▶ What the task asks
Search the material for the word "ylabel" and copy each line that holds it.

[Figure contents as structured data]
_____

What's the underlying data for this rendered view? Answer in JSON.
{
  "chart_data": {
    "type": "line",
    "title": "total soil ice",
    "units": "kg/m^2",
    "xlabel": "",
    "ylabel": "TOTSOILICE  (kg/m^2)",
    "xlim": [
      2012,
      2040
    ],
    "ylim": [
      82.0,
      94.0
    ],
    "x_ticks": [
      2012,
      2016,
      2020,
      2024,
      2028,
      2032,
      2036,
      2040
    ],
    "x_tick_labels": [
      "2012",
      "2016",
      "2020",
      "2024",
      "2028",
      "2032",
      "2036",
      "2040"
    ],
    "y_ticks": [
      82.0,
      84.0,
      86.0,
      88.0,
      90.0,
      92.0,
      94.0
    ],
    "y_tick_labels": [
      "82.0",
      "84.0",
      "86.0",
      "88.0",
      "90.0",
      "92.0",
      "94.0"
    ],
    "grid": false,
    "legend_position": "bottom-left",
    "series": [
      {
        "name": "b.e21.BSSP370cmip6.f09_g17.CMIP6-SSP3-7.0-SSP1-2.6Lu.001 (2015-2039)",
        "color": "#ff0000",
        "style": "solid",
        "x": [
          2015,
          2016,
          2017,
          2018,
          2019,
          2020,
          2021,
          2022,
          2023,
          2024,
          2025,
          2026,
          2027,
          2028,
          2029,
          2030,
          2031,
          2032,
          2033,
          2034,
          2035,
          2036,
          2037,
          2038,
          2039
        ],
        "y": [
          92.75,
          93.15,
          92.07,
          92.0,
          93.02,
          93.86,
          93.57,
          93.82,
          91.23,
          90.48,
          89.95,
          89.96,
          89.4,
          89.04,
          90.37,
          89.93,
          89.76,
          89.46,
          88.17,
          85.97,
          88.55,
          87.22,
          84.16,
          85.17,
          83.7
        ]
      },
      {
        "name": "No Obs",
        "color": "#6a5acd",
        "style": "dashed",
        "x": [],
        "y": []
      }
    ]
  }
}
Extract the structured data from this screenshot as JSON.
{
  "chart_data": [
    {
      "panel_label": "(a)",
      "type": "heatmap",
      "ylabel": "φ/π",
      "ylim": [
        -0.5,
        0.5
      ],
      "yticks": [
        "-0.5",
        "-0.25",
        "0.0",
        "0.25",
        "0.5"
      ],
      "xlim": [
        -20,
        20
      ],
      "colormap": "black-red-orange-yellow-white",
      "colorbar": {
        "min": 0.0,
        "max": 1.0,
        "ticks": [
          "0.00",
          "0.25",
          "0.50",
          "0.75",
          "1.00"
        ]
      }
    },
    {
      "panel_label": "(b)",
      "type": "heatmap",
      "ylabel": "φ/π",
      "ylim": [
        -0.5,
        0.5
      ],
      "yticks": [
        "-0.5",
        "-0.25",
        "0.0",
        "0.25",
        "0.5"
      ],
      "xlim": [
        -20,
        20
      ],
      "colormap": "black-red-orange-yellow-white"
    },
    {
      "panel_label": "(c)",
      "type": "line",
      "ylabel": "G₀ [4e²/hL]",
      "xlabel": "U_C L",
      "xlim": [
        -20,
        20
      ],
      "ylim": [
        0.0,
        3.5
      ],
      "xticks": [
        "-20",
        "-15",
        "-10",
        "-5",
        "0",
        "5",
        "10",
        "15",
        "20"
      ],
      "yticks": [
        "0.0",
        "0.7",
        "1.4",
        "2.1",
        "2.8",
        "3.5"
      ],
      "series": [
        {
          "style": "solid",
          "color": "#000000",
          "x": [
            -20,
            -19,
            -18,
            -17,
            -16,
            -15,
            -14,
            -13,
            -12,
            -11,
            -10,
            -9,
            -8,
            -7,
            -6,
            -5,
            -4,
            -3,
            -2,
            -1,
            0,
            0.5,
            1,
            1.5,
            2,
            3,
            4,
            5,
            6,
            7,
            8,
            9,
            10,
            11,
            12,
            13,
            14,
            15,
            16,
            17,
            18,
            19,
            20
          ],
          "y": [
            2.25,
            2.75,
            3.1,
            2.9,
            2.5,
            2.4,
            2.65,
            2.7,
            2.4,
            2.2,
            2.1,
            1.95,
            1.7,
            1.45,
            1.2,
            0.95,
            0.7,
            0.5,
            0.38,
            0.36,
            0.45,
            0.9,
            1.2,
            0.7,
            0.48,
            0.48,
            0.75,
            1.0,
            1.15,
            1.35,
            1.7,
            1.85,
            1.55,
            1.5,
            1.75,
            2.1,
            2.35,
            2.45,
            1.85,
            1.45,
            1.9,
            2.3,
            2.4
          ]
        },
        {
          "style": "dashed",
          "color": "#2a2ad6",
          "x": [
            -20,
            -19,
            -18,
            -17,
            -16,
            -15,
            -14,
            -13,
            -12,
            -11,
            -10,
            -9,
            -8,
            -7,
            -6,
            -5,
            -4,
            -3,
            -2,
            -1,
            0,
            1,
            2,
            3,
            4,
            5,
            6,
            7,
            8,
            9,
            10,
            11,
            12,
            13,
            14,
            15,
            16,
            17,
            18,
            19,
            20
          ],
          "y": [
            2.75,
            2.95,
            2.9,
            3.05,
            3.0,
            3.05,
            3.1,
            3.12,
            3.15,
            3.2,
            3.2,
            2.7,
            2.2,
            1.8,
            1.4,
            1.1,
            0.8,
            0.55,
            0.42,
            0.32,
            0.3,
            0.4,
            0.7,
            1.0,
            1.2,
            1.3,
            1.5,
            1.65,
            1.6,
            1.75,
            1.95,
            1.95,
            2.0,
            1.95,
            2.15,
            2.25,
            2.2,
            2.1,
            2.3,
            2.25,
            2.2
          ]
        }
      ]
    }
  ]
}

_____

▶ Written reply
    "ylabel": "TOTSOILICE  (kg/m^2)",
      "ylabel": "φ/π",
      "ylabel": "φ/π",
      "ylabel": "G₀ [4e²/hL]",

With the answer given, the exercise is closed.